[Layout region records]
____
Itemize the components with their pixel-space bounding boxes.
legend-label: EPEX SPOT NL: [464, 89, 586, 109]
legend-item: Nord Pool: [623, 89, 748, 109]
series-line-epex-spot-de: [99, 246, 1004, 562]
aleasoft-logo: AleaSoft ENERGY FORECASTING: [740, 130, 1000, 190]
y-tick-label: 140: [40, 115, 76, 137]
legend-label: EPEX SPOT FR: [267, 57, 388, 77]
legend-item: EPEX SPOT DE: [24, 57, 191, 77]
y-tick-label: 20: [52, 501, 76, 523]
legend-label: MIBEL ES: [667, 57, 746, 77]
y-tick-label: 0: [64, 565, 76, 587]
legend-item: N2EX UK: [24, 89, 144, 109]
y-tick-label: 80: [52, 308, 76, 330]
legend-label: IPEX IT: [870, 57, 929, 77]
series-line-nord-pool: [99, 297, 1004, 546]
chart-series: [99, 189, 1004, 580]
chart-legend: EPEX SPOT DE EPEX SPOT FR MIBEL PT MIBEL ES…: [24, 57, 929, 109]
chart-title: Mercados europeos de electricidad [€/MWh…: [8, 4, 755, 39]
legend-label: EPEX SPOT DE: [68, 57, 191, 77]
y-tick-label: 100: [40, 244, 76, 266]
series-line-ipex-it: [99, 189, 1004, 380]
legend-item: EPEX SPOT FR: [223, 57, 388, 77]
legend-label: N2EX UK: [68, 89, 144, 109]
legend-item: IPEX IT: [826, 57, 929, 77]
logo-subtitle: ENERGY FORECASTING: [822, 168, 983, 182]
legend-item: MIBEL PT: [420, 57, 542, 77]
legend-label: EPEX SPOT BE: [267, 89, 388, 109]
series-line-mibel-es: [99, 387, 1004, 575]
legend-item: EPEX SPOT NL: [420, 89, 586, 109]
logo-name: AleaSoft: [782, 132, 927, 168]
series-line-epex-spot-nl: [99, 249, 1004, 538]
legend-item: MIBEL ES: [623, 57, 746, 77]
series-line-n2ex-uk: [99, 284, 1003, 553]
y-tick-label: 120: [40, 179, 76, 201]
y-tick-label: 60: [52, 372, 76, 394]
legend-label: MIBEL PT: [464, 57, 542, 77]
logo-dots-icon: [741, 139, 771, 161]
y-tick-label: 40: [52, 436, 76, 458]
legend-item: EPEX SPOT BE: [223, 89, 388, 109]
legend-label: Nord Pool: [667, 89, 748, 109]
____
• **TASK DESCRIPTION**: Rewrite these lines as a numbered list, omitting any blank lines.

• **TASK RESULT**:
1. Itemize the components with their pixel-space bounding boxes.
2. legend-label: EPEX SPOT NL: [464, 89, 586, 109]
3. legend-item: Nord Pool: [623, 89, 748, 109]
4. series-line-epex-spot-de: [99, 246, 1004, 562]
5. aleasoft-logo: AleaSoft ENERGY FORECASTING: [740, 130, 1000, 190]
6. y-tick-label: 140: [40, 115, 76, 137]
7. legend-label: EPEX SPOT FR: [267, 57, 388, 77]
8. legend-item: EPEX SPOT DE: [24, 57, 191, 77]
9. y-tick-label: 20: [52, 501, 76, 523]
10. legend-label: MIBEL ES: [667, 57, 746, 77]
11. y-tick-label: 0: [64, 565, 76, 587]
12. legend-item: N2EX UK: [24, 89, 144, 109]
13. y-tick-label: 80: [52, 308, 76, 330]
14. legend-label: IPEX IT: [870, 57, 929, 77]
15. series-line-nord-pool: [99, 297, 1004, 546]
16. chart-series: [99, 189, 1004, 580]
17. chart-legend: EPEX SPOT DE EPEX SPOT FR MIBEL PT MIBEL ES…: [24, 57, 929, 109]
18. chart-title: Mercados europeos de electricidad [€/MWh…: [8, 4, 755, 39]
19. legend-label: EPEX SPOT DE: [68, 57, 191, 77]
20. y-tick-label: 100: [40, 244, 76, 266]
21. series-line-ipex-it: [99, 189, 1004, 380]
22. legend-item: EPEX SPOT FR: [223, 57, 388, 77]
23. legend-label: N2EX UK: [68, 89, 144, 109]
24. legend-item: IPEX IT: [826, 57, 929, 77]
25. logo-subtitle: ENERGY FORECASTING: [822, 168, 983, 182]
26. legend-item: MIBEL PT: [420, 57, 542, 77]
27. legend-label: EPEX SPOT BE: [267, 89, 388, 109]
28. series-line-mibel-es: [99, 387, 1004, 575]
29. legend-item: EPEX SPOT NL: [420, 89, 586, 109]
30. logo-name: AleaSoft: [782, 132, 927, 168]
31. series-line-epex-spot-nl: [99, 249, 1004, 538]
32. legend-item: MIBEL ES: [623, 57, 746, 77]
33. series-line-n2ex-uk: [99, 284, 1003, 553]
34. y-tick-label: 120: [40, 179, 76, 201]
35. y-tick-label: 60: [52, 372, 76, 394]
36. legend-label: MIBEL PT: [464, 57, 542, 77]
37. logo-dots-icon: [741, 139, 771, 161]
38. y-tick-label: 40: [52, 436, 76, 458]
39. legend-item: EPEX SPOT BE: [223, 89, 388, 109]
40. legend-label: Nord Pool: [667, 89, 748, 109]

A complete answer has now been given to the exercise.